**INSTRUCTION**
Collect each line containing "Read".

* START DATA SECTION *

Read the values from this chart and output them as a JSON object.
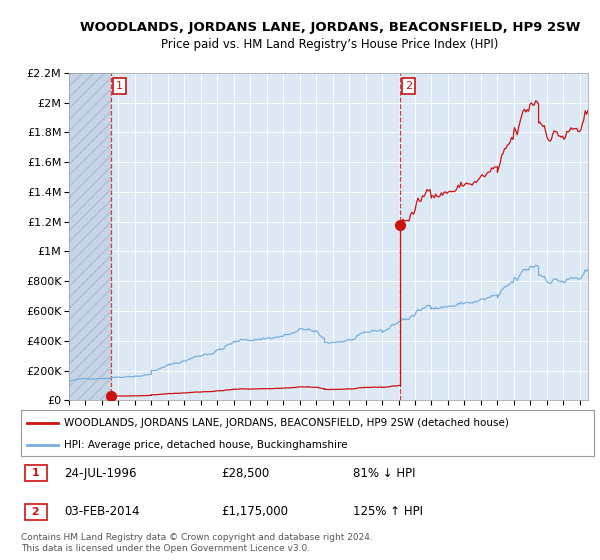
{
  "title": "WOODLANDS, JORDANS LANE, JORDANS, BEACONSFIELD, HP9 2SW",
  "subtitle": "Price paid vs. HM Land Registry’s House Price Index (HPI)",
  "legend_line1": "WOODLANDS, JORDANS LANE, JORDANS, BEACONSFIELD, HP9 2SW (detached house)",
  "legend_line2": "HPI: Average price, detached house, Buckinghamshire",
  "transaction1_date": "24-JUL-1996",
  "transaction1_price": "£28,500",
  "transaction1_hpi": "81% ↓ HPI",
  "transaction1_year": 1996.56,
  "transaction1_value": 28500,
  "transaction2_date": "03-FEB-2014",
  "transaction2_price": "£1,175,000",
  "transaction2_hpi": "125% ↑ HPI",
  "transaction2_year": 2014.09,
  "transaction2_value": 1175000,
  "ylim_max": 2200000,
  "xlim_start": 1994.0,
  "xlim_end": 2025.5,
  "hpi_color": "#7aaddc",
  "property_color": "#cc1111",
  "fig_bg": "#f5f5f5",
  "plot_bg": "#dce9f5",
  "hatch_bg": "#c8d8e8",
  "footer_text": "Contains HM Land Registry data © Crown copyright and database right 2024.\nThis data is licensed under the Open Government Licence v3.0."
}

* END DATA SECTION *
* START DATA SECTION *

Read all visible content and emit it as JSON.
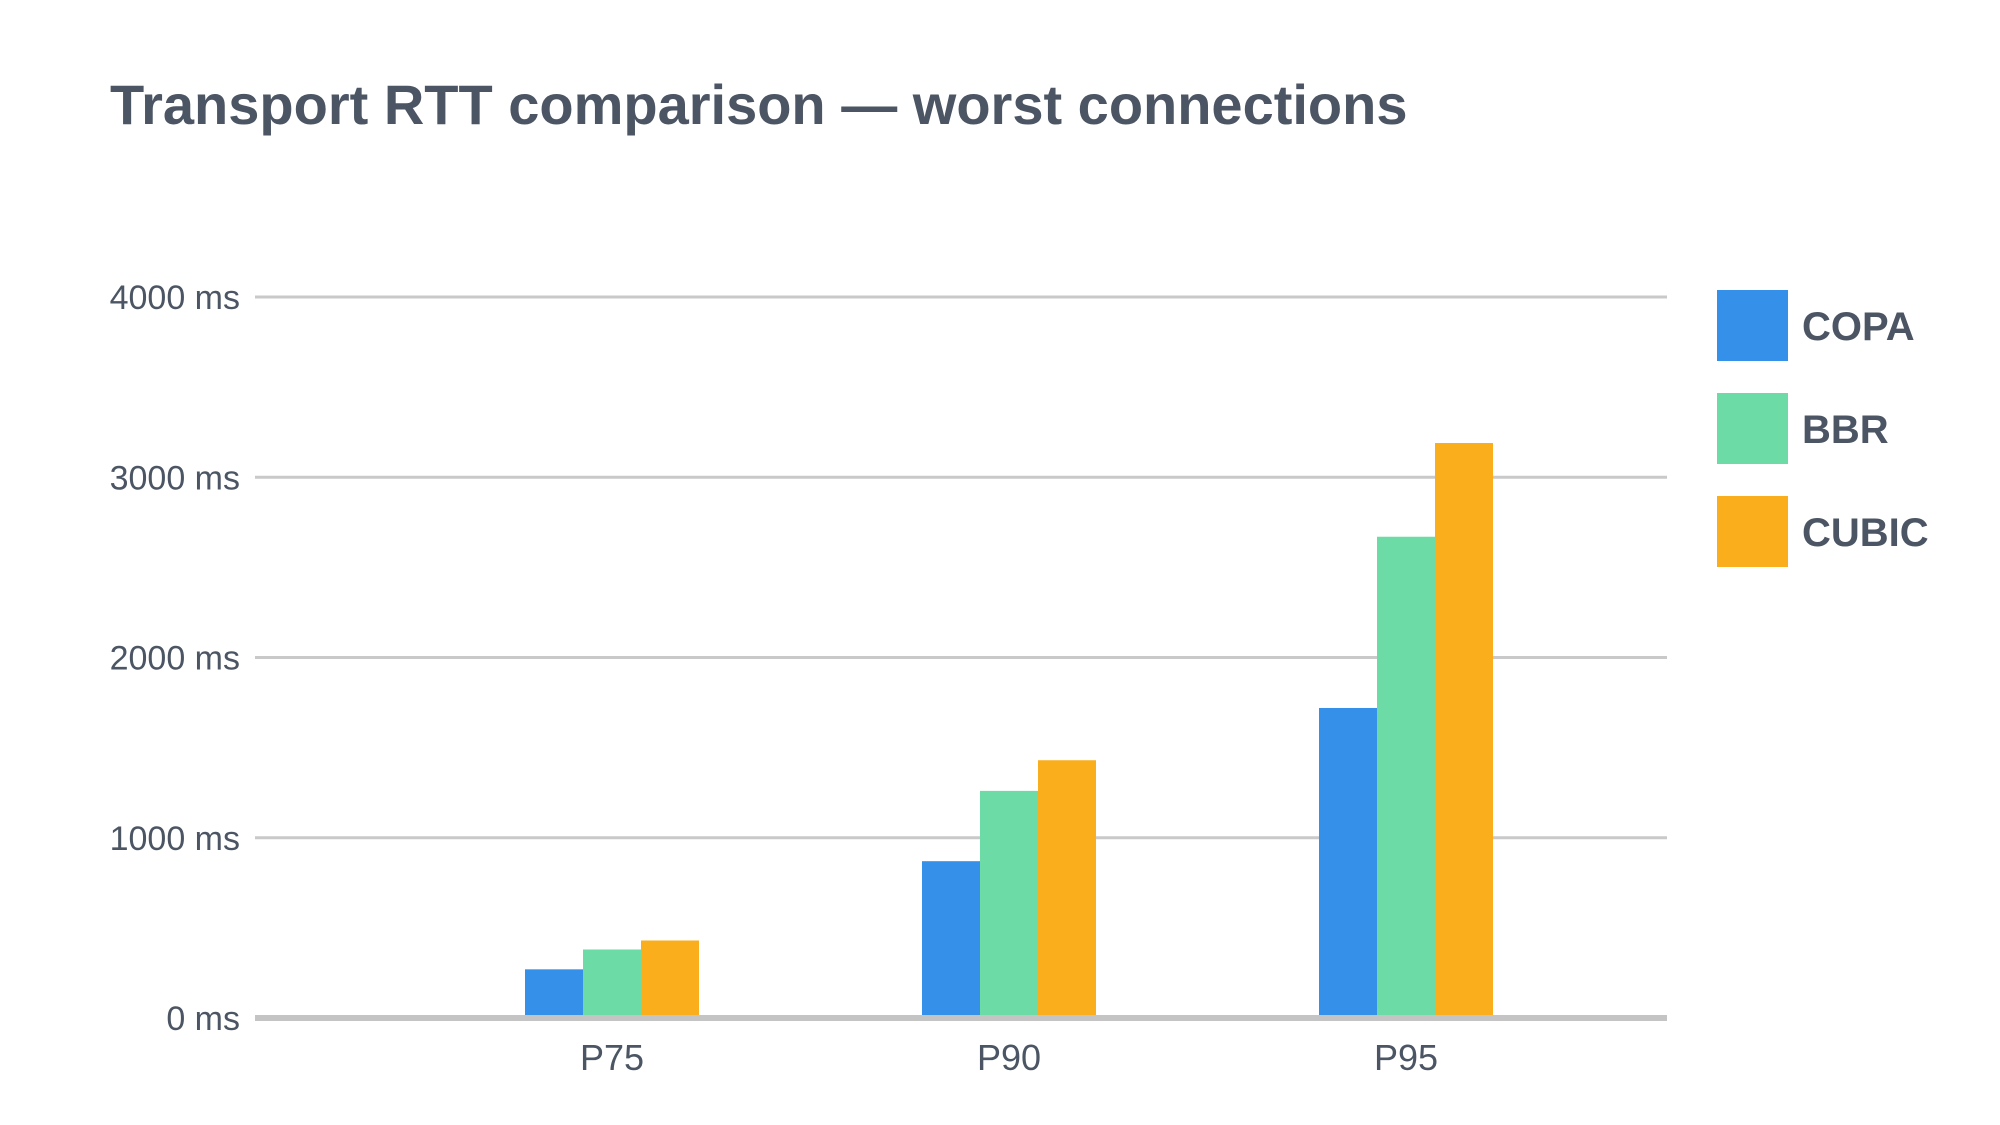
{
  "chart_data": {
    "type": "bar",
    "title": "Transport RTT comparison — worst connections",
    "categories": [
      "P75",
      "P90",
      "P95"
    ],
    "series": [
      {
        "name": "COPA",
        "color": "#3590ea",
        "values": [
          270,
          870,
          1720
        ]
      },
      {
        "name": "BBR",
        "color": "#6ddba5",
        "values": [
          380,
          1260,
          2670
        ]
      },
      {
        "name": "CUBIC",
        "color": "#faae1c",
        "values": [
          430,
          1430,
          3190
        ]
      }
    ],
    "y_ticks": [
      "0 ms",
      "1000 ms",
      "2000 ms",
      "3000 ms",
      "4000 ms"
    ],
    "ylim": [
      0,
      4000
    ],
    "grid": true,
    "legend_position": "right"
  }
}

* END DATA SECTION *

**RESULT BELOW**
Read the values from this chart and output them as a JSON object.
Read all visible content and emit it as JSON.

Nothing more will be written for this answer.